TASKS TO CARRY OUT =
1. Edit the records from their first line through the line containing "Segment this screenshot: for", replacing "product-card" with "item-card" wherever it occurs and leaving everything else unchanged.
2. Pick up the passage on marriage equality and relations between black and gay communities after its final sentence and keep writing.

QUOTED TEXT =
______________________________
When NAACP president and CEO Benjamin Todd Jealous and his board of directors echoed the president's sentiments 10 days later, it was the first time the more than 100-year-old African-American civil rights organization had officially thrown its considerable clout behind marriage equality. That month such cultural influencers as Colin Powell, Jay-Z, and Will Smith also got on board, deepening what gay philanthropist and activist Brickson Diamond calls "a watershed moment" in the fraught history of relations between blacks and gays. Diamond lauds the black community's "evolution" on marriage equality -- one that has in many ways paralleled the president's much-talked-about evolution -- while cautioning that there is no monolithic black community, just as there is no monolithic gay community.

Once marriage has been secured for gays and lesbians, will we reach beyond ourselves to turn us into a broader, progressive community rather than the association of self-motivated, single-issue voters we often are? Will the LGBT community evolve, too?
______________________________
INFORMATION SHOWN =
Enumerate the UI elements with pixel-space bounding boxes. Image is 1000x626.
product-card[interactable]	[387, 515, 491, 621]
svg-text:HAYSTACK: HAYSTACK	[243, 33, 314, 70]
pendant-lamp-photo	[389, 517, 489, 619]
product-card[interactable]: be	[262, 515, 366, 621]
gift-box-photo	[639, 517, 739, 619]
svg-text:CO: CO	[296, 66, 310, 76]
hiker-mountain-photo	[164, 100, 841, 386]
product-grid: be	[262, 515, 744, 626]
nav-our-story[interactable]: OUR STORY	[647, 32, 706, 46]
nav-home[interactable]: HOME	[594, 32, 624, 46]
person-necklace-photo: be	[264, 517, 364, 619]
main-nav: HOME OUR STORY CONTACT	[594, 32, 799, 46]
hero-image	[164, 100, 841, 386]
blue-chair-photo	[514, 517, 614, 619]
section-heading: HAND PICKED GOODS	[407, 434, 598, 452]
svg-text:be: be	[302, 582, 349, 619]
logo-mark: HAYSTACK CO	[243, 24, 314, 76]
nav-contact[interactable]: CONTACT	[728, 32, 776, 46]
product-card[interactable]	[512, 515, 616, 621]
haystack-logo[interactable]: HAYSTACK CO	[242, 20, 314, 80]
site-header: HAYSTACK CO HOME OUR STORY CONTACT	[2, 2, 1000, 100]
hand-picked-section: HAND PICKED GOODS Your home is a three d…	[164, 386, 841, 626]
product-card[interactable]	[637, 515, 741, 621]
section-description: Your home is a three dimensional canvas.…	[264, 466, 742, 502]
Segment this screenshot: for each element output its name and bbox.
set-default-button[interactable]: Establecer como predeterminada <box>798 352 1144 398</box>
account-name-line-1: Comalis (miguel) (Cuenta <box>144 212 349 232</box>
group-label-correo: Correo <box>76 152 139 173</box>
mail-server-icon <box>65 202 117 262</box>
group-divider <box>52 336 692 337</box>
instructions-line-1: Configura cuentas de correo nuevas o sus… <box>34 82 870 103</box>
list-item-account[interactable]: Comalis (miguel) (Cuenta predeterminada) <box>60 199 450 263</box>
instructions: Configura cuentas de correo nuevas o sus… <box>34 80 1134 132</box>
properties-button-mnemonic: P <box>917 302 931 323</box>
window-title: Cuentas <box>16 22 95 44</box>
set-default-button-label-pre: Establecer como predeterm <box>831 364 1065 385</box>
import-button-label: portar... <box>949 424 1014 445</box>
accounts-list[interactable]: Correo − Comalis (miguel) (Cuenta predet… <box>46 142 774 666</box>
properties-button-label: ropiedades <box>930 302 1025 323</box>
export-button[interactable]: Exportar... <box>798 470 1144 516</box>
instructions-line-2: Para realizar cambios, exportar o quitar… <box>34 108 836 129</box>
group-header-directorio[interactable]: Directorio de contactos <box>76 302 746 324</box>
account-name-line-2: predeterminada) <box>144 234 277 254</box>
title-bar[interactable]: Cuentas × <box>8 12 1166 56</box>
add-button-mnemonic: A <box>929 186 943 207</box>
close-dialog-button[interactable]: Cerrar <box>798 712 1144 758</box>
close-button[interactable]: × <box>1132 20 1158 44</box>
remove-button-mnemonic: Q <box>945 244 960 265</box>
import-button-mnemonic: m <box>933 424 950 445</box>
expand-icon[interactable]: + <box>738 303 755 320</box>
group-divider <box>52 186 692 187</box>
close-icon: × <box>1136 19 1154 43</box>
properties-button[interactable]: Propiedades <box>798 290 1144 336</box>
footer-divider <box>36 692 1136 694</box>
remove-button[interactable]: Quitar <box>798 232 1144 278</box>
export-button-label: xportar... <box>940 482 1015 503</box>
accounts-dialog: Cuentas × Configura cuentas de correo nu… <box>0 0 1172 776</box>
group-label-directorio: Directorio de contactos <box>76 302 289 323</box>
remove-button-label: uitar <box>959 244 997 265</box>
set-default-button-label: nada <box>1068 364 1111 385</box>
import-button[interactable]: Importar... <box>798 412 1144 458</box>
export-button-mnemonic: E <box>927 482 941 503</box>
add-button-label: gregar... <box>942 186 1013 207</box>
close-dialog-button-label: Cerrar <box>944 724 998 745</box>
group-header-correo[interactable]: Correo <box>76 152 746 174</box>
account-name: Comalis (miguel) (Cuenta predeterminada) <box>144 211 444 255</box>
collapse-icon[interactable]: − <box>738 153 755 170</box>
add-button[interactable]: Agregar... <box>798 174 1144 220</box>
______________________________
REPLIES =
1.
Enumerate the UI elements with pixel-space bounding boxes. Image is 1000x626.
item-card[interactable]	[387, 515, 491, 621]
svg-text:HAYSTACK: HAYSTACK	[243, 33, 314, 70]
pendant-lamp-photo	[389, 517, 489, 619]
item-card[interactable]: be	[262, 515, 366, 621]
gift-box-photo	[639, 517, 739, 619]
svg-text:CO: CO	[296, 66, 310, 76]
hiker-mountain-photo	[164, 100, 841, 386]
product-grid: be	[262, 515, 744, 626]
nav-our-story[interactable]: OUR STORY	[647, 32, 706, 46]
nav-home[interactable]: HOME	[594, 32, 624, 46]
person-necklace-photo: be	[264, 517, 364, 619]
main-nav: HOME OUR STORY CONTACT	[594, 32, 799, 46]
hero-image	[164, 100, 841, 386]
blue-chair-photo	[514, 517, 614, 619]
section-heading: HAND PICKED GOODS	[407, 434, 598, 452]
svg-text:be: be	[302, 582, 349, 619]
logo-mark: HAYSTACK CO	[243, 24, 314, 76]
nav-contact[interactable]: CONTACT	[728, 32, 776, 46]
item-card[interactable]	[512, 515, 616, 621]
haystack-logo[interactable]: HAYSTACK CO	[242, 20, 314, 80]
site-header: HAYSTACK CO HOME OUR STORY CONTACT	[2, 2, 1000, 100]
hand-picked-section: HAND PICKED GOODS Your home is a three d…	[164, 386, 841, 626]
item-card[interactable]	[637, 515, 741, 621]
section-description: Your home is a three dimensional canvas.…	[264, 466, 742, 502]
Segment this screenshot: for each element output its name and bbox.

2.
In order to secure marriage equality, a victory that seems increasingly inevitable but will be hard-won nonetheless, LGBT institutions have been reaching out, building bridges and shoring up support among previously untapped constituencies, including African-Americans. It's a tactic that can be the foundation for transforming LGBTs into a progressive community concerned with issues outside the narrow self-interest of certain factions. But that will only occur if we heed the call to look within, to address the injustices within our own communities and work out our own issues with race.

Vocal supporters of marriage equality have long existed in the black establishment, including the late Coretta Scott King and former NAACP board chairman Julian Bond. But more often there has been tension. Rather recently that tension took on the guise of conventional wisdom when the passage of Proposition 8 in California in 2008 sparked widespread reports that the anti-equality measure succeeded largely because of homophobia among African-Americans, who had turned out in unprecedented numbers to support Obama. It took many months and a rigorous crunching of the numbers for that bit of unsupported snap judgment to be refuted by actual facts.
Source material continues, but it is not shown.